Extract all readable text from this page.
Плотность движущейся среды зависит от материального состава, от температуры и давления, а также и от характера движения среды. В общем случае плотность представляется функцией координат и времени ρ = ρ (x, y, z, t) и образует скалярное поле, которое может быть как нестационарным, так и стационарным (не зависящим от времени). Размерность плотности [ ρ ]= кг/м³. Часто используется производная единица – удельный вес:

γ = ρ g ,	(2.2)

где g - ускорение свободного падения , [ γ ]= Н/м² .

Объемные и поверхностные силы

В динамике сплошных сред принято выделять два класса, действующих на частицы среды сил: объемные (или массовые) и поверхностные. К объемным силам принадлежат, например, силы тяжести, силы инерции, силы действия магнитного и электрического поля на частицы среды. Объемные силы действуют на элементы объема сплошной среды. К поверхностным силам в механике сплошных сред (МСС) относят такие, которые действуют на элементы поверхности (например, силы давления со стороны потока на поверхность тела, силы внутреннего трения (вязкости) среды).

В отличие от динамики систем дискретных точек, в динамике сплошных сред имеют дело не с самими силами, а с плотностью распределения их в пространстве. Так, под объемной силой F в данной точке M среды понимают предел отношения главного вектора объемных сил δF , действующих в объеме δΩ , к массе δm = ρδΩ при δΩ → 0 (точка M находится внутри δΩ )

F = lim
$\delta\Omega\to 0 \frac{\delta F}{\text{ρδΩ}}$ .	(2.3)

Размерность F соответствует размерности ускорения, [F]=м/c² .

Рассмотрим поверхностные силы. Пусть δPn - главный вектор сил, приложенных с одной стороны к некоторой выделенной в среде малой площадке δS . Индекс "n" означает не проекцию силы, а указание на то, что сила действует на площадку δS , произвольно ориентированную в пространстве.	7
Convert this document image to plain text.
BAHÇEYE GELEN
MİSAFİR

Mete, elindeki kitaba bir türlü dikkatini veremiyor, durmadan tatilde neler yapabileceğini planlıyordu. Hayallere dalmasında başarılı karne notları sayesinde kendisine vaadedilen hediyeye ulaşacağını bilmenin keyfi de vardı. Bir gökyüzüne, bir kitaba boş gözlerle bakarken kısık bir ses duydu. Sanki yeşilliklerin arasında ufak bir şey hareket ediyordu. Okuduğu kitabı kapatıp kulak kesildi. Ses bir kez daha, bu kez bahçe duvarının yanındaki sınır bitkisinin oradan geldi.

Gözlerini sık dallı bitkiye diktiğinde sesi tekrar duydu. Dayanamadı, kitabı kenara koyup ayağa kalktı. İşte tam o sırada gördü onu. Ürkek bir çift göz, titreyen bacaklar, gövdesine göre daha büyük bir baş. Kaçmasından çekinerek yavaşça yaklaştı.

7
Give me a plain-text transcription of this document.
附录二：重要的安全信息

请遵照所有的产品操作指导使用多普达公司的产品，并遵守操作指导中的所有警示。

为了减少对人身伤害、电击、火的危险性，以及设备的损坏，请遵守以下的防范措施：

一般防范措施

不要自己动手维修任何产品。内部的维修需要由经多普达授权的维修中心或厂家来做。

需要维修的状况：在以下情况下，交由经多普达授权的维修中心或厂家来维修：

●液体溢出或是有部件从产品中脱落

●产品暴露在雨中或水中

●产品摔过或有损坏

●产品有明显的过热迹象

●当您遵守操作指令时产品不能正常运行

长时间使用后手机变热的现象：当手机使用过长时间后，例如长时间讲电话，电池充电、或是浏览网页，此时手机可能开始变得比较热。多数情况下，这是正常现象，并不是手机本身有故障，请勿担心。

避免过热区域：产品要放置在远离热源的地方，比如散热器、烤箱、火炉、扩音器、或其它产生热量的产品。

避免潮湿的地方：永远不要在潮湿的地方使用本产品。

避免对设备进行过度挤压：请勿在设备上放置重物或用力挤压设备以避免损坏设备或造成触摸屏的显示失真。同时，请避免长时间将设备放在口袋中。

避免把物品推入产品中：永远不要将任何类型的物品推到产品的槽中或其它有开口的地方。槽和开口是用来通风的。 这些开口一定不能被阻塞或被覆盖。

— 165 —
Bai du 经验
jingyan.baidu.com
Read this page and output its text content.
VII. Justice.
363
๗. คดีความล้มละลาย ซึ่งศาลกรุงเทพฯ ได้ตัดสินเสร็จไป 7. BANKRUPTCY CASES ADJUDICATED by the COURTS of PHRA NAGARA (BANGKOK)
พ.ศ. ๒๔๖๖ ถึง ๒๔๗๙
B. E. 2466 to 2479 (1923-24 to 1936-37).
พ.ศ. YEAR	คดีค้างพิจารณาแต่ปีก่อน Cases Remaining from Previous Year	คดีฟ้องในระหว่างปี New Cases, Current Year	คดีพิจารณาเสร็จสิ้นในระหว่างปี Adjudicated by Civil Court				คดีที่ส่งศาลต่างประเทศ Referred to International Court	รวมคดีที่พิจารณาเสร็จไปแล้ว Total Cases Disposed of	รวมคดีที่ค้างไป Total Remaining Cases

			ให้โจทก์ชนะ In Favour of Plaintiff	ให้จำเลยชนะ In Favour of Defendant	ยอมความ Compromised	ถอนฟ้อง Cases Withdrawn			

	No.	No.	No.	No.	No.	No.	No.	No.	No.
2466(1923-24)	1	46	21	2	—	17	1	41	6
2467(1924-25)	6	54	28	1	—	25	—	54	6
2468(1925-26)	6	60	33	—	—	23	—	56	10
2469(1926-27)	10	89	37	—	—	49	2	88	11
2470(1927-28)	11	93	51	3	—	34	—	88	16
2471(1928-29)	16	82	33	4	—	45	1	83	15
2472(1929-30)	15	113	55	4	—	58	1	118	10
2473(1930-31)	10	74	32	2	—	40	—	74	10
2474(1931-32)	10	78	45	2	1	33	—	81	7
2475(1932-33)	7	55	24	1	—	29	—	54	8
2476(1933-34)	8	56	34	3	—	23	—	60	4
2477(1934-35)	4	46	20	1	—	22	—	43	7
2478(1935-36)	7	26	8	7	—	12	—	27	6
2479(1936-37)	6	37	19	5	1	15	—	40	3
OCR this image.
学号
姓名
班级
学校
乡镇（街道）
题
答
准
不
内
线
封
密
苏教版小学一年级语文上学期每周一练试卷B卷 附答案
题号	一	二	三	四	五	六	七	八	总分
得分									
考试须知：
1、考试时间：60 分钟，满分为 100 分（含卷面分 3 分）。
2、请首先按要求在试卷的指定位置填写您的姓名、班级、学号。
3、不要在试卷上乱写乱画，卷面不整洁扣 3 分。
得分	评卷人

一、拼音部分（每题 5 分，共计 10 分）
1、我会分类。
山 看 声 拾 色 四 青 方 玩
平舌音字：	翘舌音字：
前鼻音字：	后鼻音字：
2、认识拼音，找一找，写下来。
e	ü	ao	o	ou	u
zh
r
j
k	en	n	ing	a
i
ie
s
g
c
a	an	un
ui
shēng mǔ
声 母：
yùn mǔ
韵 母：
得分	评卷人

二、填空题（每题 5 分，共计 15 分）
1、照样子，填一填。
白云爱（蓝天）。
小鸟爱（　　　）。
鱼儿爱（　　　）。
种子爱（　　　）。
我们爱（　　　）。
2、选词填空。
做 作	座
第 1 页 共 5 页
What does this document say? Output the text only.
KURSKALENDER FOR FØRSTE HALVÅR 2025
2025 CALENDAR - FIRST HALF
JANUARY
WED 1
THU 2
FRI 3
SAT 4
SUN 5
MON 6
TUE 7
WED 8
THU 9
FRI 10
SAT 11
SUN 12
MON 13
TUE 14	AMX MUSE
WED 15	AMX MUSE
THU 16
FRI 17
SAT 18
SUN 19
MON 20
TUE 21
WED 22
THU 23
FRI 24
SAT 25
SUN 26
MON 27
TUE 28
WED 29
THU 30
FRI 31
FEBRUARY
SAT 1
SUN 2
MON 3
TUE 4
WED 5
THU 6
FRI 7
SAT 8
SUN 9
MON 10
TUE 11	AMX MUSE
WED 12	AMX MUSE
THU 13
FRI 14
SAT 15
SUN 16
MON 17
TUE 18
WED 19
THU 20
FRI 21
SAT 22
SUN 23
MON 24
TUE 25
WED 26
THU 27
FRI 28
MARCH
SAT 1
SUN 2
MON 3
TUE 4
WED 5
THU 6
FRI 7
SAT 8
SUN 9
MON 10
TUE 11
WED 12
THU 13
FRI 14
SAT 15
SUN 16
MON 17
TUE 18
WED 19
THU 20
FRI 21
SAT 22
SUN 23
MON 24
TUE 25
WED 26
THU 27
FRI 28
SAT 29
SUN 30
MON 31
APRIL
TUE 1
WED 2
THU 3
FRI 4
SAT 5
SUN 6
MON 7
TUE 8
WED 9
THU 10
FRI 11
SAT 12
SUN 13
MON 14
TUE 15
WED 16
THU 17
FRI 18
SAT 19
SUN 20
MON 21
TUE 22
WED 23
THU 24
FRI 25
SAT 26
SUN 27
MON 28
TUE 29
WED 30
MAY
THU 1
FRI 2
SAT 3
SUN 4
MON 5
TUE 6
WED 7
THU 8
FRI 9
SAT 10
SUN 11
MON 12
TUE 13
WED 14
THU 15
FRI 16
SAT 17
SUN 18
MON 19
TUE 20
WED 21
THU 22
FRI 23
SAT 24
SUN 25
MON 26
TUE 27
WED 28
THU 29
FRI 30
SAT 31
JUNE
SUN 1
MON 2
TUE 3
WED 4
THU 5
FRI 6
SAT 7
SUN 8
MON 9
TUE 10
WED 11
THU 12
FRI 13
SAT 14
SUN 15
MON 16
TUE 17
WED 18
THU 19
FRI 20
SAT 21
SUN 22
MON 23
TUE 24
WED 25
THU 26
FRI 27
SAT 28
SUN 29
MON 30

--

» WHAT THIS TASK INVOLVES: Copy each line in the data that holds the word "page".

» COMPLETE ANSWER:
Extract all readable text from this page.
Read this page and output its text content.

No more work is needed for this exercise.